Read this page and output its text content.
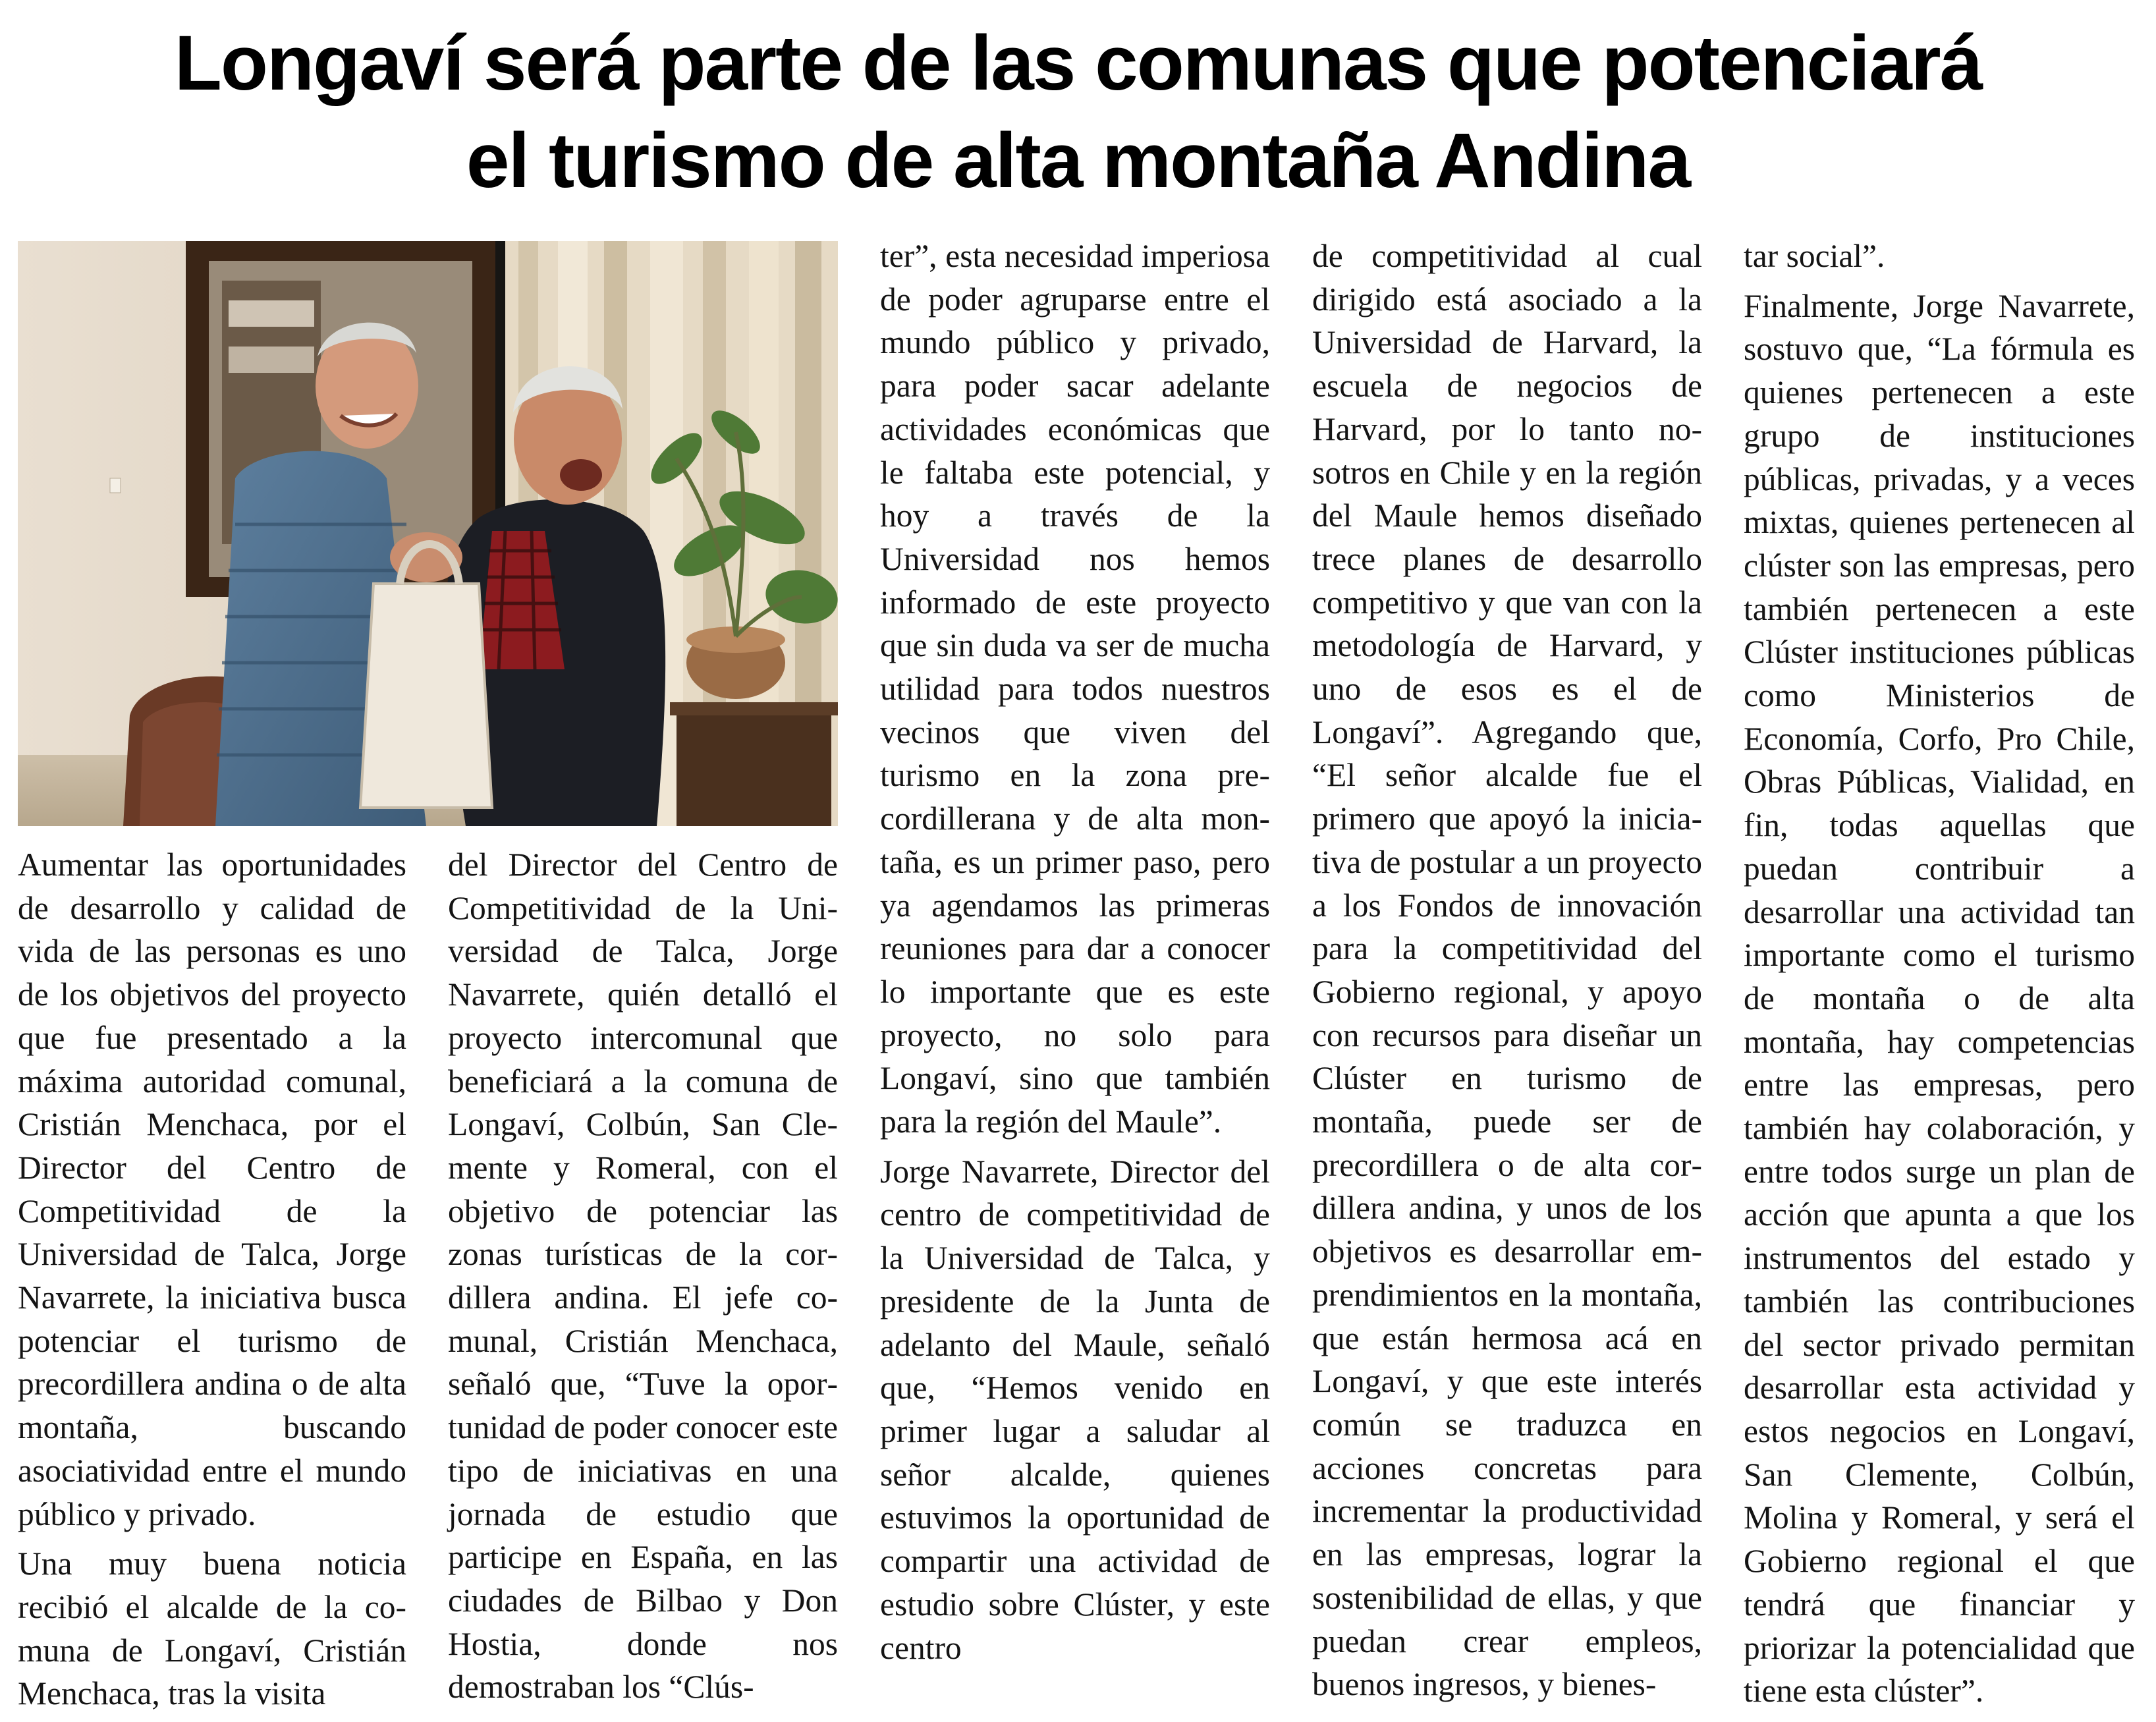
Longaví será parte de las comunas que potenciará
el turismo de alta montaña Andina

Aumentar las oportunidades de desarrollo y calidad de vida de las personas es uno de los objetivos del proyecto que fue presentado a la máxima autoridad comunal, Cristián Menchaca, por el Director del Centro de Competitividad de la Universidad de Talca, Jorge Navarrete, la iniciativa busca potenciar el turismo de precordillera andina o de alta montaña, buscando asociatividad entre el mundo público y privado.

Una muy buena noticia recibió el alcalde de la comuna de Longaví, Cristián Menchaca, tras la visita

del Director del Centro de Competitividad de la Universidad de Talca, Jorge Navarrete, quién detalló el proyecto intercomunal que beneficiará a la comuna de Longaví, Colbún, San Clemente y Romeral, con el objetivo de potenciar las zonas turísticas de la cordillera andina. El jefe comunal, Cristián Menchaca, señaló que, “Tuve la oportunidad de poder conocer este tipo de iniciativas en una jornada de estudio que participe en España, en las ciudades de Bilbao y Don Hostia, donde nos demostraban los “Clús-

ter”, esta necesidad imperiosa de poder agruparse entre el mundo público y privado, para poder sacar adelante actividades económicas que le faltaba este potencial, y hoy a través de la Universidad nos hemos informado de este proyecto que sin duda va ser de mucha utilidad para todos nuestros vecinos que viven del turismo en la zona precordillerana y de alta montaña, es un primer paso, pero ya agendamos las primeras reuniones para dar a conocer lo importante que es este proyecto, no solo para Longaví, sino que también para la región del Maule”.

Jorge Navarrete, Director del centro de competitividad de la Universidad de Talca, y presidente de la Junta de adelanto del Maule, señaló que, “Hemos venido en primer lugar a saludar al señor alcalde, quienes estuvimos la oportunidad de compartir una actividad de estudio sobre Clúster, y este centro

de competitividad al cual dirigido está asociado a la Universidad de Harvard, la escuela de negocios de Harvard, por lo tanto nosotros en Chile y en la región del Maule hemos diseñado trece planes de desarrollo competitivo y que van con la metodología de Harvard, y uno de esos es el de Longaví”. Agregando que, “El señor alcalde fue el primero que apoyó la iniciativa de postular a un proyecto a los Fondos de innovación para la competitividad del Gobierno regional, y apoyo con recursos para diseñar un Clúster en turismo de montaña, puede ser de precordillera o de alta cordillera andina, y unos de los objetivos es desarrollar emprendimientos en la montaña, que están hermosa acá en Longaví, y que este interés común se traduzca en acciones concretas para incrementar la productividad en las empresas, lograr la sostenibilidad de ellas, y que puedan crear empleos, buenos ingresos, y bienes-

tar social”.

Finalmente, Jorge Navarrete, sostuvo que, “La fórmula es quienes pertenecen a este grupo de instituciones públicas, privadas, y a veces mixtas, quienes pertenecen al clúster son las empresas, pero también pertenecen a este Clúster instituciones públicas como Ministerios de Economía, Corfo, Pro Chile, Obras Públicas, Vialidad, en fin, todas aquellas que puedan contribuir a desarrollar una actividad tan importante como el turismo de montaña o de alta montaña, hay competencias entre las empresas, pero también hay colaboración, y entre todos surge un plan de acción que apunta a que los instrumentos del estado y también las contribuciones del sector privado permitan desarrollar esta actividad y estos negocios en Longaví, San Clemente, Colbún, Molina y Romeral, y será el Gobierno regional el que tendrá que financiar y priorizar la potencialidad que tiene esta clúster”.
▬▬▬▬▬▬▬▬▬▬
| What you need to do |
Transcribe the listing above verbatim. Omit the pictures.

| The result |
Read this page and output its text content.
Longaví será parte de las comunas que potenciará
el turismo de alta montaña Andina

Aumentar las oportunidades de desarrollo y calidad de vida de las personas es uno de los objetivos del proyecto que fue presentado a la máxima autoridad comunal, Cristián Menchaca, por el Director del Centro de Competitividad de la Universidad de Talca, Jorge Navarrete, la iniciativa busca potenciar el turismo de precordillera andina o de alta montaña, buscando asociatividad entre el mundo público y privado.

Una muy buena noticia recibió el alcalde de la comuna de Longaví, Cristián Menchaca, tras la visita

del Director del Centro de Competitividad de la Universidad de Talca, Jorge Navarrete, quién detalló el proyecto intercomunal que beneficiará a la comuna de Longaví, Colbún, San Clemente y Romeral, con el objetivo de potenciar las zonas turísticas de la cordillera andina. El jefe comunal, Cristián Menchaca, señaló que, “Tuve la oportunidad de poder conocer este tipo de iniciativas en una jornada de estudio que participe en España, en las ciudades de Bilbao y Don Hostia, donde nos demostraban los “Clús-

ter”, esta necesidad imperiosa de poder agruparse entre el mundo público y privado, para poder sacar adelante actividades económicas que le faltaba este potencial, y hoy a través de la Universidad nos hemos informado de este proyecto que sin duda va ser de mucha utilidad para todos nuestros vecinos que viven del turismo en la zona precordillerana y de alta montaña, es un primer paso, pero ya agendamos las primeras reuniones para dar a conocer lo importante que es este proyecto, no solo para Longaví, sino que también para la región del Maule”.

Jorge Navarrete, Director del centro de competitividad de la Universidad de Talca, y presidente de la Junta de adelanto del Maule, señaló que, “Hemos venido en primer lugar a saludar al señor alcalde, quienes estuvimos la oportunidad de compartir una actividad de estudio sobre Clúster, y este centro

de competitividad al cual dirigido está asociado a la Universidad de Harvard, la escuela de negocios de Harvard, por lo tanto nosotros en Chile y en la región del Maule hemos diseñado trece planes de desarrollo competitivo y que van con la metodología de Harvard, y uno de esos es el de Longaví”. Agregando que, “El señor alcalde fue el primero que apoyó la iniciativa de postular a un proyecto a los Fondos de innovación para la competitividad del Gobierno regional, y apoyo con recursos para diseñar un Clúster en turismo de montaña, puede ser de precordillera o de alta cordillera andina, y unos de los objetivos es desarrollar emprendimientos en la montaña, que están hermosa acá en Longaví, y que este interés común se traduzca en acciones concretas para incrementar la productividad en las empresas, lograr la sostenibilidad de ellas, y que puedan crear empleos, buenos ingresos, y bienes-

tar social”.

Finalmente, Jorge Navarrete, sostuvo que, “La fórmula es quienes pertenecen a este grupo de instituciones públicas, privadas, y a veces mixtas, quienes pertenecen al clúster son las empresas, pero también pertenecen a este Clúster instituciones públicas como Ministerios de Economía, Corfo, Pro Chile, Obras Públicas, Vialidad, en fin, todas aquellas que puedan contribuir a desarrollar una actividad tan importante como el turismo de montaña o de alta montaña, hay competencias entre las empresas, pero también hay colaboración, y entre todos surge un plan de acción que apunta a que los instrumentos del estado y también las contribuciones del sector privado permitan desarrollar esta actividad y estos negocios en Longaví, San Clemente, Colbún, Molina y Romeral, y será el Gobierno regional el que tendrá que financiar y priorizar la potencialidad que tiene esta clúster”.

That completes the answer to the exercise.